— Begin —

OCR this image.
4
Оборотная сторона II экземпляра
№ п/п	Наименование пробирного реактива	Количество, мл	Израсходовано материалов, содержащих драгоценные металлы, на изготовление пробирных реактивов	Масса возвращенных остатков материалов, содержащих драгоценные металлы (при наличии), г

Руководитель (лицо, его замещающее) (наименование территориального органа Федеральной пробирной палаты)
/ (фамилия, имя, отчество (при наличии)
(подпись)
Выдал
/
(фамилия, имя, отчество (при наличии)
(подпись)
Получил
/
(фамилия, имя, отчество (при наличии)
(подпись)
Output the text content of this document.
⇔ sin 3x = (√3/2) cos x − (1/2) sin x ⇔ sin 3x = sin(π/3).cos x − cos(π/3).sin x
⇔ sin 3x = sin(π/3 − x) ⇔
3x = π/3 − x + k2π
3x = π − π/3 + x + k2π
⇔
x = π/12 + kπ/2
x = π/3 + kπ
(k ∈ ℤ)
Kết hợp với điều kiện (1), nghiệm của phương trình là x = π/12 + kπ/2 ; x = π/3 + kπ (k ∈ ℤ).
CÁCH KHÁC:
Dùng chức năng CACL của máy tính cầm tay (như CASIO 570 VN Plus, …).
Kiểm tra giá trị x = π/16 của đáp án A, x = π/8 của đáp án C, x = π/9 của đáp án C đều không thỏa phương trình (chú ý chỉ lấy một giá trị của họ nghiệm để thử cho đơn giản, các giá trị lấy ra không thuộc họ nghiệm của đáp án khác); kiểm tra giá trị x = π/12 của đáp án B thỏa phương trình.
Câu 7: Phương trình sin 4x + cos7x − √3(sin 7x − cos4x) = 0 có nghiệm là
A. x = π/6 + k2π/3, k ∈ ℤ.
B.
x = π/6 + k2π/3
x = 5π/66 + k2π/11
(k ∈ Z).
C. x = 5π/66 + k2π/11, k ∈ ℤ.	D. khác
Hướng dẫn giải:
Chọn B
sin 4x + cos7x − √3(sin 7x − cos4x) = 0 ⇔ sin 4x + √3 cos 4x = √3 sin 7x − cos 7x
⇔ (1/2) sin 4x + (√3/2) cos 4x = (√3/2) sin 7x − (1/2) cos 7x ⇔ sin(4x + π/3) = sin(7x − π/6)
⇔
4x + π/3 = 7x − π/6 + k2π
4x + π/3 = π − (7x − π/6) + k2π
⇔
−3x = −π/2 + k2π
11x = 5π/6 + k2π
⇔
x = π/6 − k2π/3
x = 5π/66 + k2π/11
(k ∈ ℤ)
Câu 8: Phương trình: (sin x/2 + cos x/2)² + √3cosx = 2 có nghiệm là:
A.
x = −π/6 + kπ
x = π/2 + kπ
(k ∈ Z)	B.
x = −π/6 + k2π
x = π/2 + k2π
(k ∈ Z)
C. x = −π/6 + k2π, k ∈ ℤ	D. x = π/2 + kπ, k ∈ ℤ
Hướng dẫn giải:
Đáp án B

— End —

**DESCRIPTION OF THE TASK:** Extract every line from the records above that contains the word "наличии".

**WRITTEN RESPONSE:**
№ п/п	Наименование пробирного реактива	Количество, мл	Израсходовано материалов, содержащих драгоценные металлы, на изготовление пробирных реактивов	Масса возвращенных остатков материалов, содержащих драгоценные металлы (при наличии), г
/ (фамилия, имя, отчество (при наличии)
(фамилия, имя, отчество (при наличии)
(фамилия, имя, отчество (при наличии)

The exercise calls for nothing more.